» AIM OF THE TASK: Sort through the data and copy the lines holding the word "Nrhiav".

» ITEMS:
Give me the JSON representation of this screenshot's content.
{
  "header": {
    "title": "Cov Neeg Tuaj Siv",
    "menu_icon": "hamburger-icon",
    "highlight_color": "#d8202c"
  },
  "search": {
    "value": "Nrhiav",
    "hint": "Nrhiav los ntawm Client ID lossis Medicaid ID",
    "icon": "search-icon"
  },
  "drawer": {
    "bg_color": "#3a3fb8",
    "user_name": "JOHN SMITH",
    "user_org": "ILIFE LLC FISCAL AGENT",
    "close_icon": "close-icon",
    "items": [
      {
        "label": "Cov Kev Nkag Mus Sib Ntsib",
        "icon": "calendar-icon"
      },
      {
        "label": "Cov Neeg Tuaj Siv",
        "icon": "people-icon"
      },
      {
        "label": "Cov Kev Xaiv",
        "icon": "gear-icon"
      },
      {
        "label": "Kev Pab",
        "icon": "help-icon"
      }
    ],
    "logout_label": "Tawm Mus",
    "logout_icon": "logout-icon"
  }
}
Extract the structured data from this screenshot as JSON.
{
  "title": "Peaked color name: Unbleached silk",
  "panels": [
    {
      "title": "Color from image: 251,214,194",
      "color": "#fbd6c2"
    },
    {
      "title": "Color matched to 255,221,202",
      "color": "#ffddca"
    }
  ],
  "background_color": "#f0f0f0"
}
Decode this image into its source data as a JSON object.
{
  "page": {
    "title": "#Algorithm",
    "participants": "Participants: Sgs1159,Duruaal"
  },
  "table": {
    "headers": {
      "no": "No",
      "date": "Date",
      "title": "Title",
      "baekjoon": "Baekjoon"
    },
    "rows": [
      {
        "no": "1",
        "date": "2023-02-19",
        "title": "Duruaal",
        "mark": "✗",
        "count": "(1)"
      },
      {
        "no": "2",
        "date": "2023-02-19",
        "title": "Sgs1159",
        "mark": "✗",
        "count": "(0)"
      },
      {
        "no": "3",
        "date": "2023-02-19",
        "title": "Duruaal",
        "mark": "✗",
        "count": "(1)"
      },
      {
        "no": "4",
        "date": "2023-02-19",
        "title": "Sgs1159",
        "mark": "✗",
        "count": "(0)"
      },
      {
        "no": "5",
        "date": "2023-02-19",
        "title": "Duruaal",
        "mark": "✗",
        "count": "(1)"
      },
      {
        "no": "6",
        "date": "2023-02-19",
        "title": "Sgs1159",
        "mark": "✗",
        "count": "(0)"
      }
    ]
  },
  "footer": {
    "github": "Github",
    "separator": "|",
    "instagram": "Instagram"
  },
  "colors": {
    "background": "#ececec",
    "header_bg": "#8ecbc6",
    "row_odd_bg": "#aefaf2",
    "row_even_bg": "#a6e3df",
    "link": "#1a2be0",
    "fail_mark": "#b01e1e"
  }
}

» EXPECTED ANSWER:
    "value": "Nrhiav",
    "hint": "Nrhiav los ntawm Client ID lossis Medicaid ID",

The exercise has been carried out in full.